[Begin DATASET ROWS]

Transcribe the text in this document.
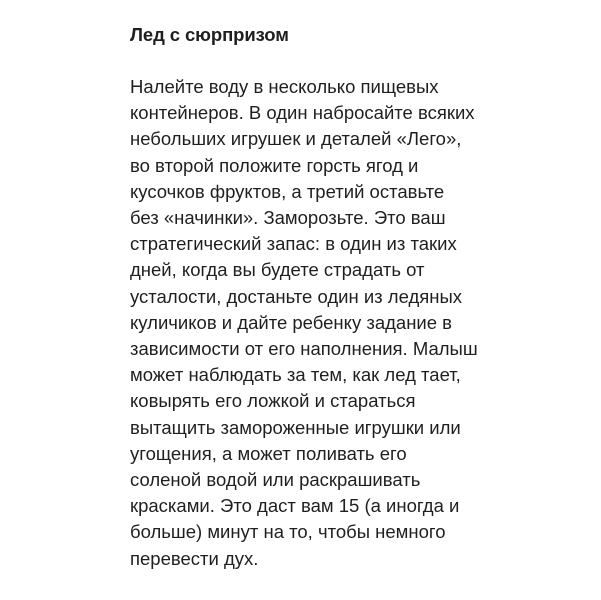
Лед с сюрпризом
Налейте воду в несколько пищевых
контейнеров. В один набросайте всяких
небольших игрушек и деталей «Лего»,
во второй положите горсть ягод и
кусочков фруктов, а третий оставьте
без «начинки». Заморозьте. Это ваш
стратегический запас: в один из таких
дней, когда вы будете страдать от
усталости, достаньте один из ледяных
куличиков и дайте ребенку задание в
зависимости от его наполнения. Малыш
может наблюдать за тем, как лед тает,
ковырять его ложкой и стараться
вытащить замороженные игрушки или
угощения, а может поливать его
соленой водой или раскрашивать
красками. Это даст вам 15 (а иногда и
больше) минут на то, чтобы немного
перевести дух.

[End DATASET ROWS]

## YOUR OBJECTIVE
State how many lines include the string "может", and nothing more.

## EXERCISE OUTPUT
2